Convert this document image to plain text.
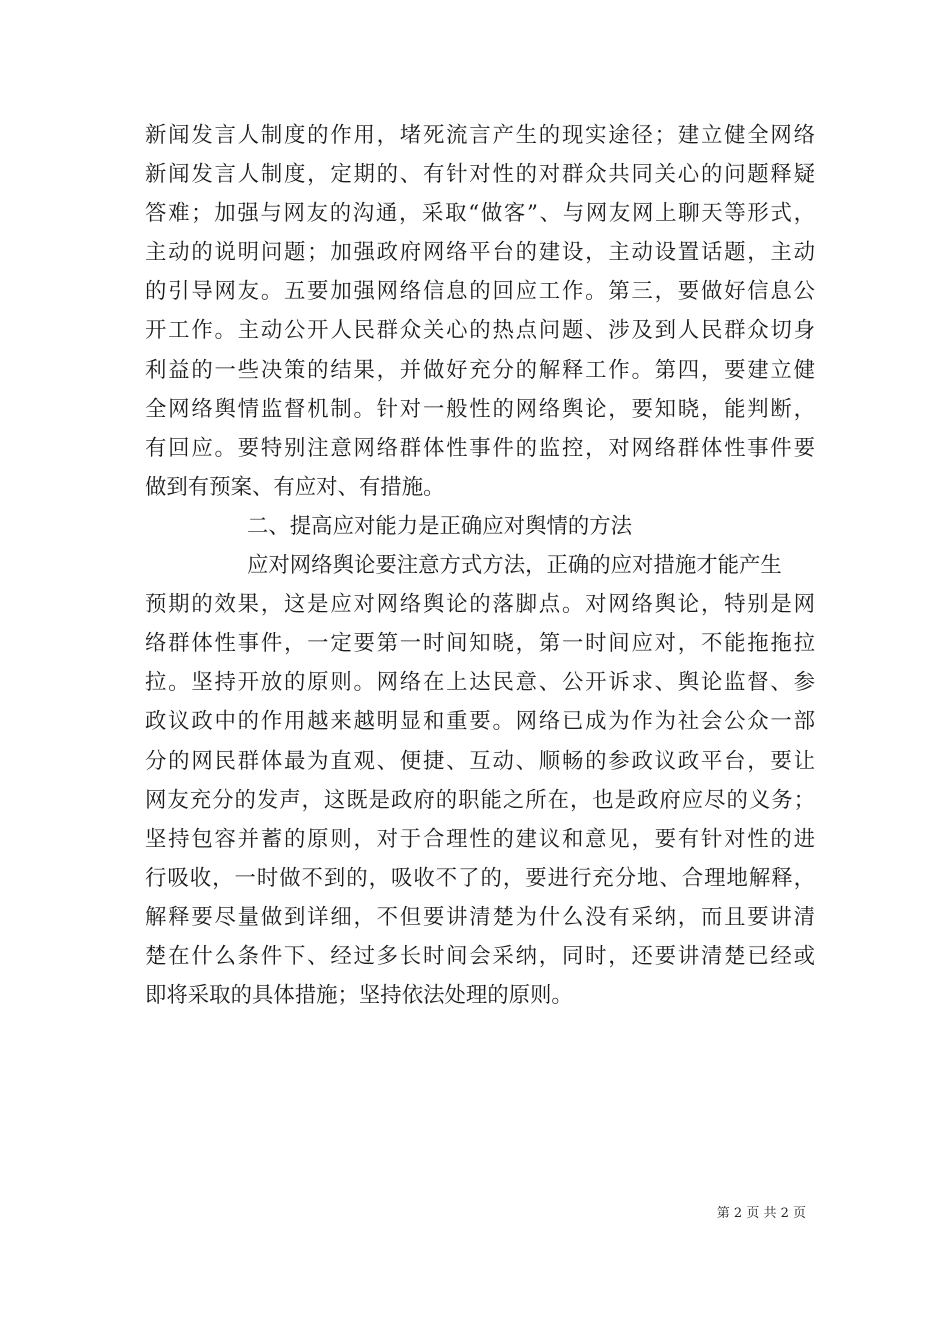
新闻发言人制度的作用，堵死流言产生的现实途径；建立健全网络
新闻发言人制度，定期的、有针对性的对群众共同关心的问题释疑
答难；加强与网友的沟通，采取“做客”、与网友网上聊天等形式，
主动的说明问题；加强政府网络平台的建设，主动设置话题，主动
的引导网友。五要加强网络信息的回应工作。第三，要做好信息公
开工作。主动公开人民群众关心的热点问题、涉及到人民群众切身
利益的一些决策的结果，并做好充分的解释工作。第四，要建立健
全网络舆情监督机制。针对一般性的网络舆论，要知晓，能判断，
有回应。要特别注意网络群体性事件的监控，对网络群体性事件要
做到有预案、有应对、有措施。
二、提高应对能力是正确应对舆情的方法
应对网络舆论要注意方式方法，正确的应对措施才能产生
预期的效果，这是应对网络舆论的落脚点。对网络舆论，特别是网
络群体性事件，一定要第一时间知晓，第一时间应对，不能拖拖拉
拉。坚持开放的原则。网络在上达民意、公开诉求、舆论监督、参
政议政中的作用越来越明显和重要。网络已成为作为社会公众一部
分的网民群体最为直观、便捷、互动、顺畅的参政议政平台，要让
网友充分的发声，这既是政府的职能之所在，也是政府应尽的义务；
坚持包容并蓄的原则，对于合理性的建议和意见，要有针对性的进
行吸收，一时做不到的，吸收不了的，要进行充分地、合理地解释，
解释要尽量做到详细，不但要讲清楚为什么没有采纳，而且要讲清
楚在什么条件下、经过多长时间会采纳，同时，还要讲清楚已经或
即将采取的具体措施；坚持依法处理的原则。
第 2 页 共 2 页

•••••

The records shown above are to be repeated exactly, with the pictures left out.

Convert this document image to plain text.
新闻发言人制度的作用，堵死流言产生的现实途径；建立健全网络
新闻发言人制度，定期的、有针对性的对群众共同关心的问题释疑
答难；加强与网友的沟通，采取“做客”、与网友网上聊天等形式，
主动的说明问题；加强政府网络平台的建设，主动设置话题，主动
的引导网友。五要加强网络信息的回应工作。第三，要做好信息公
开工作。主动公开人民群众关心的热点问题、涉及到人民群众切身
利益的一些决策的结果，并做好充分的解释工作。第四，要建立健
全网络舆情监督机制。针对一般性的网络舆论，要知晓，能判断，
有回应。要特别注意网络群体性事件的监控，对网络群体性事件要
做到有预案、有应对、有措施。
二、提高应对能力是正确应对舆情的方法
应对网络舆论要注意方式方法，正确的应对措施才能产生
预期的效果，这是应对网络舆论的落脚点。对网络舆论，特别是网
络群体性事件，一定要第一时间知晓，第一时间应对，不能拖拖拉
拉。坚持开放的原则。网络在上达民意、公开诉求、舆论监督、参
政议政中的作用越来越明显和重要。网络已成为作为社会公众一部
分的网民群体最为直观、便捷、互动、顺畅的参政议政平台，要让
网友充分的发声，这既是政府的职能之所在，也是政府应尽的义务；
坚持包容并蓄的原则，对于合理性的建议和意见，要有针对性的进
行吸收，一时做不到的，吸收不了的，要进行充分地、合理地解释，
解释要尽量做到详细，不但要讲清楚为什么没有采纳，而且要讲清
楚在什么条件下、经过多长时间会采纳，同时，还要讲清楚已经或
即将采取的具体措施；坚持依法处理的原则。
第 2 页 共 2 页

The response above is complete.